▶ [WHAT TO DO]: Copy only this range: the line with "Convert this screenshot" through the final line of the material, inclusive at both ends.

▶ [INPUT MATERIAL]:
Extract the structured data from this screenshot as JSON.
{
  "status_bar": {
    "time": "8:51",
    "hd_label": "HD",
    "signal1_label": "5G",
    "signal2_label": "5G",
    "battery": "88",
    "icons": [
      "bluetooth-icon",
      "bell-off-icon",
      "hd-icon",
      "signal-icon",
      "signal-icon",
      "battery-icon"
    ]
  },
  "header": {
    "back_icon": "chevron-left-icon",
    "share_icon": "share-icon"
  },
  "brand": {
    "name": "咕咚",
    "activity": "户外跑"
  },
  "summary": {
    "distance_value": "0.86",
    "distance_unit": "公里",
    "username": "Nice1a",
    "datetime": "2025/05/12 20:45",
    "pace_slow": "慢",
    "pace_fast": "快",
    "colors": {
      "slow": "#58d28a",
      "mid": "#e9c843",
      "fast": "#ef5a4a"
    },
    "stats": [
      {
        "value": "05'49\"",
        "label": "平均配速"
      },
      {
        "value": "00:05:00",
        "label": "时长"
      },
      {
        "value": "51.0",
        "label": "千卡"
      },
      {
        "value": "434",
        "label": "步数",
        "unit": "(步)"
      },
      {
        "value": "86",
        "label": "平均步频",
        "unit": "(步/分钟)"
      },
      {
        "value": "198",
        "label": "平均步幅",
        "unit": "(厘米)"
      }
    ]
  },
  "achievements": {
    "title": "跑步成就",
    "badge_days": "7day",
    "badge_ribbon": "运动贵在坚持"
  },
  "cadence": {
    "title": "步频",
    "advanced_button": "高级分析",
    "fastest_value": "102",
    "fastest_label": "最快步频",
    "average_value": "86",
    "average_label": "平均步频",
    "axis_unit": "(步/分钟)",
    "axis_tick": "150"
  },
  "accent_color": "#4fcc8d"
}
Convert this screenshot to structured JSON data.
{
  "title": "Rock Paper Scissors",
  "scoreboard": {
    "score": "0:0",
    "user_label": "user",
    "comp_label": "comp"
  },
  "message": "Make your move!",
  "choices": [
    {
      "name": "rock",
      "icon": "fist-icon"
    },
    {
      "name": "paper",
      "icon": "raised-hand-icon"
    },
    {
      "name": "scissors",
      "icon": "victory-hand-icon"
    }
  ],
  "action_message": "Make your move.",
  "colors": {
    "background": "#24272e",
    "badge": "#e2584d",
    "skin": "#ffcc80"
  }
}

▶ [REPLY TO THE EXERCISE]:
Convert this screenshot to structured JSON data.
{
  "title": "Rock Paper Scissors",
  "scoreboard": {
    "score": "0:0",
    "user_label": "user",
    "comp_label": "comp"
  },
  "message": "Make your move!",
  "choices": [
    {
      "name": "rock",
      "icon": "fist-icon"
    },
    {
      "name": "paper",
      "icon": "raised-hand-icon"
    },
    {
      "name": "scissors",
      "icon": "victory-hand-icon"
    }
  ],
  "action_message": "Make your move.",
  "colors": {
    "background": "#24272e",
    "badge": "#e2584d",
    "skin": "#ffcc80"
  }
}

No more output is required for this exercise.